EXERCISE:
Write out each line from the data below that includes the word "symbol".

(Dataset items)

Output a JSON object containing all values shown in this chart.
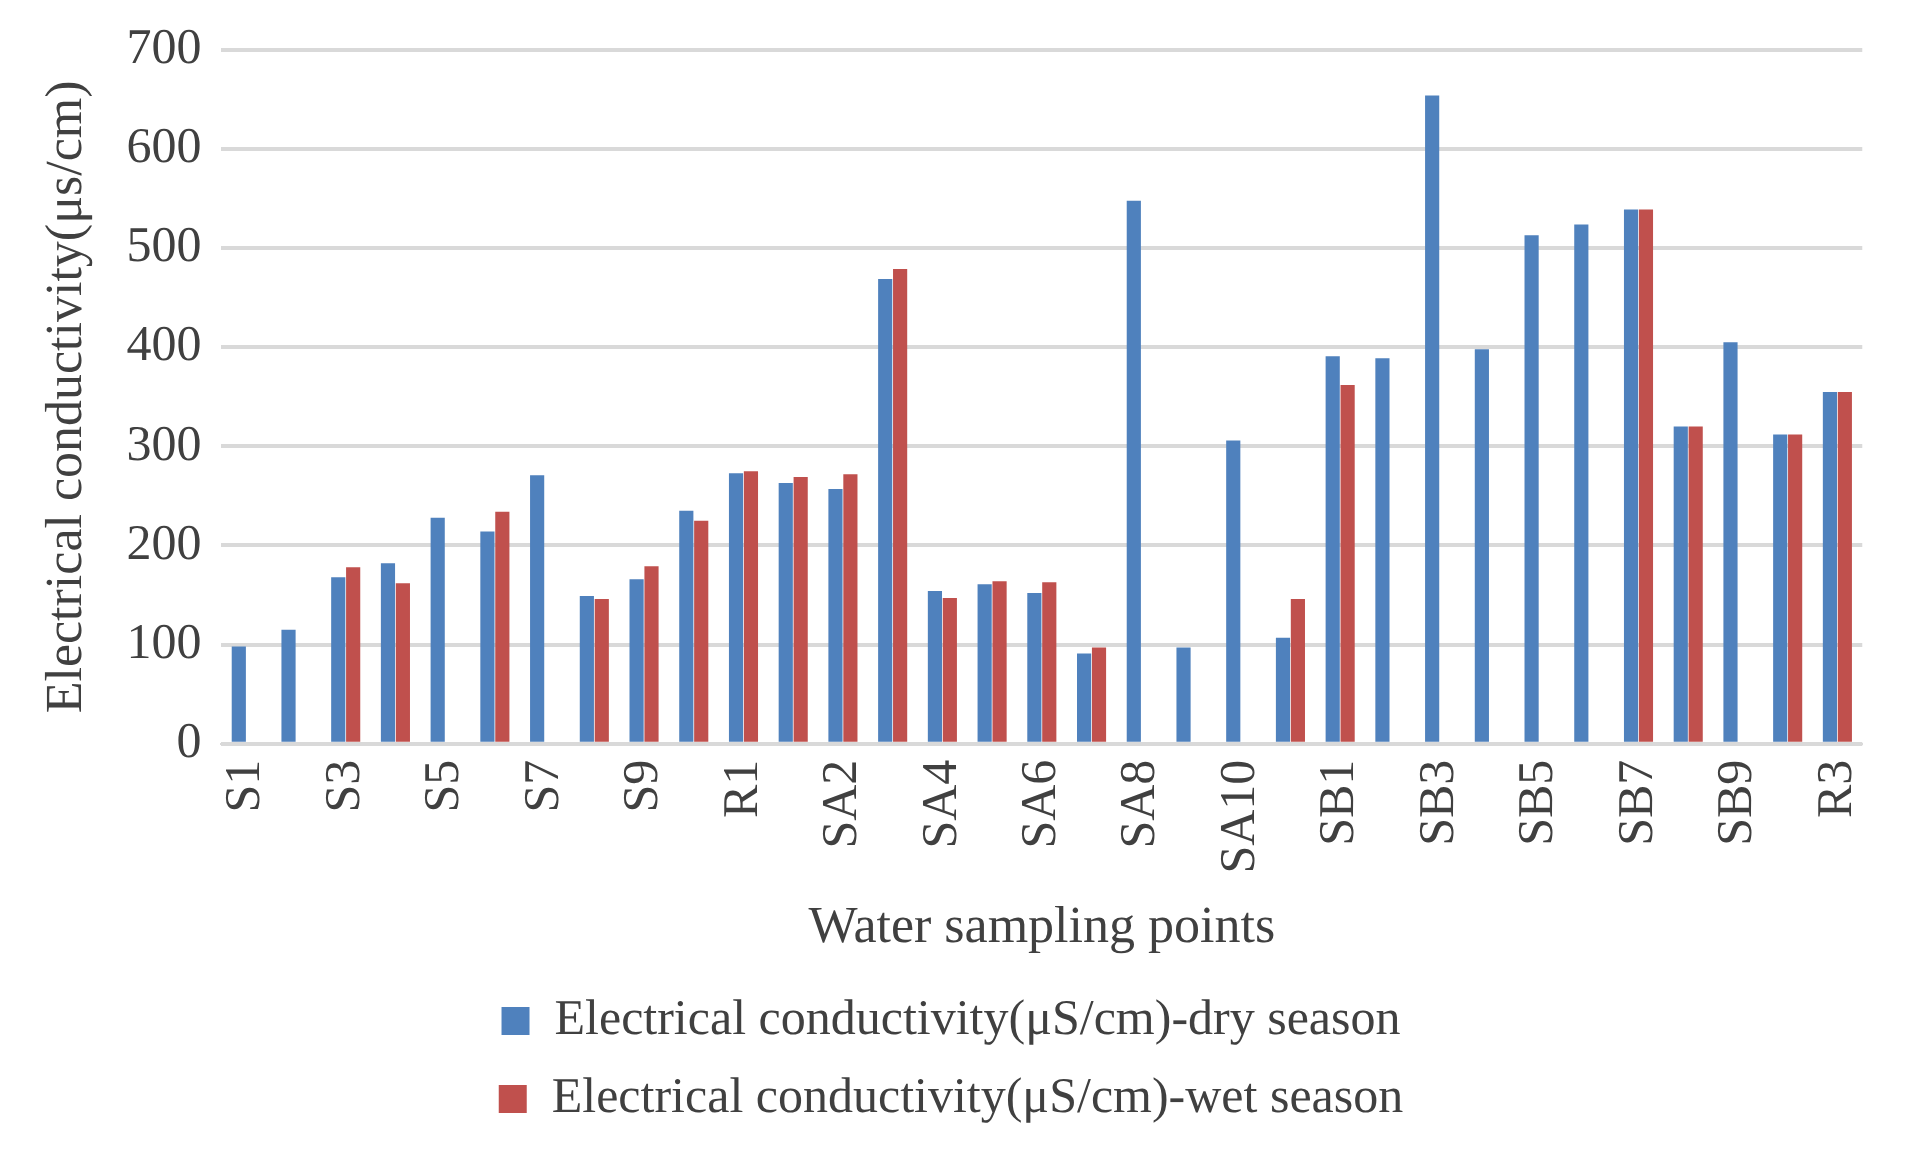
{
  "chart_data": {
    "type": "bar",
    "xlabel": "Water sampling points",
    "ylabel": "Electrical conductivity(μs/cm)",
    "categories": [
      "S1",
      null,
      "S3",
      null,
      "S5",
      null,
      "S7",
      null,
      "S9",
      null,
      "R1",
      null,
      "SA2",
      null,
      "SA4",
      null,
      "SA6",
      null,
      "SA8",
      null,
      "SA10",
      null,
      "SB1",
      null,
      "SB3",
      null,
      "SB5",
      null,
      "SB7",
      null,
      "SB9",
      null,
      "R3"
    ],
    "series": [
      {
        "name": "Electrical conductivity(μS/cm)-dry season",
        "color": "#4f81bd",
        "values": [
          98,
          115,
          168,
          182,
          228,
          214,
          271,
          149,
          166,
          235,
          273,
          263,
          257,
          469,
          154,
          161,
          152,
          91,
          548,
          97,
          306,
          107,
          391,
          389,
          654,
          398,
          513,
          524,
          539,
          320,
          405,
          312,
          355
        ]
      },
      {
        "name": "Electrical conductivity(μS/cm)-wet season",
        "color": "#c0504d",
        "values": [
          null,
          null,
          178,
          162,
          null,
          234,
          null,
          146,
          179,
          225,
          275,
          269,
          272,
          479,
          147,
          164,
          163,
          97,
          null,
          null,
          null,
          146,
          362,
          null,
          null,
          null,
          null,
          null,
          539,
          320,
          null,
          312,
          355
        ]
      }
    ],
    "ylim": [
      0,
      700
    ],
    "yticks": [
      0,
      100,
      200,
      300,
      400,
      500,
      600,
      700
    ],
    "grid": "y",
    "legend": "bottom"
  }
}
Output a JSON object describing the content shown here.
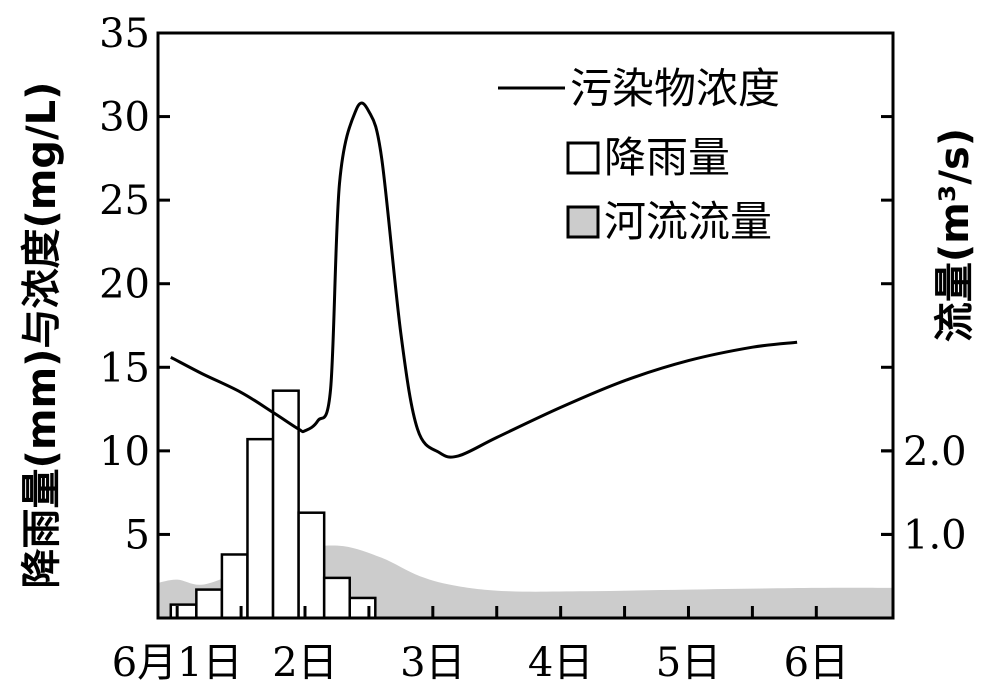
{
  "chart_data": {
    "type": "line",
    "left_axis": {
      "label": "降雨量(mm)与浓度(mg/L)",
      "ylim": [
        0,
        35
      ],
      "ticks": [
        "5",
        "10",
        "15",
        "20",
        "25",
        "30",
        "35"
      ]
    },
    "right_axis": {
      "label": "流量(m³/s)",
      "ticks": [
        "1.0",
        "2.0"
      ]
    },
    "x_axis": {
      "ticks": [
        "6月1日",
        "2日",
        "3日",
        "4日",
        "5日",
        "6日"
      ],
      "xlim": [
        0.85,
        6.6
      ]
    },
    "legend": {
      "position": "top-right",
      "items": [
        {
          "label": "污染物浓度",
          "symbol": "line"
        },
        {
          "label": "降雨量",
          "symbol": "white-box"
        },
        {
          "label": "河流流量",
          "symbol": "gray-box"
        }
      ]
    },
    "series": [
      {
        "name": "污染物浓度",
        "kind": "line",
        "axis": "left",
        "color": "#000000",
        "points": [
          [
            0.95,
            15.6
          ],
          [
            1.2,
            14.6
          ],
          [
            1.5,
            13.5
          ],
          [
            1.75,
            12.3
          ],
          [
            1.95,
            11.3
          ],
          [
            2.0,
            11.2
          ],
          [
            2.1,
            11.8
          ],
          [
            2.2,
            13.7
          ],
          [
            2.27,
            26.0
          ],
          [
            2.4,
            30.4
          ],
          [
            2.5,
            30.3
          ],
          [
            2.6,
            27.5
          ],
          [
            2.75,
            17.0
          ],
          [
            2.88,
            11.3
          ],
          [
            3.05,
            9.9
          ],
          [
            3.2,
            9.7
          ],
          [
            3.5,
            10.8
          ],
          [
            4.0,
            12.6
          ],
          [
            4.5,
            14.2
          ],
          [
            5.0,
            15.4
          ],
          [
            5.5,
            16.2
          ],
          [
            5.85,
            16.5
          ]
        ]
      },
      {
        "name": "降雨量",
        "kind": "bar",
        "axis": "left",
        "color": "#ffffff",
        "bar_width": 0.2,
        "bars": [
          [
            0.95,
            0.8
          ],
          [
            1.15,
            1.7
          ],
          [
            1.35,
            3.8
          ],
          [
            1.55,
            10.7
          ],
          [
            1.75,
            13.6
          ],
          [
            1.95,
            6.3
          ],
          [
            2.15,
            2.4
          ],
          [
            2.35,
            1.2
          ]
        ]
      },
      {
        "name": "河流流量",
        "kind": "area",
        "axis": "left",
        "color": "#cccccc",
        "points": [
          [
            0.85,
            2.1
          ],
          [
            1.0,
            2.3
          ],
          [
            1.2,
            2.0
          ],
          [
            1.5,
            2.8
          ],
          [
            1.8,
            3.7
          ],
          [
            2.0,
            4.2
          ],
          [
            2.3,
            4.3
          ],
          [
            2.6,
            3.6
          ],
          [
            2.9,
            2.5
          ],
          [
            3.2,
            1.9
          ],
          [
            3.6,
            1.6
          ],
          [
            4.2,
            1.6
          ],
          [
            5.0,
            1.7
          ],
          [
            6.0,
            1.8
          ],
          [
            6.6,
            1.8
          ]
        ]
      }
    ]
  }
}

ANSWER FOR THE TASK:
          "symbol": "line"
          "symbol": "white-box"
          "symbol": "gray-box"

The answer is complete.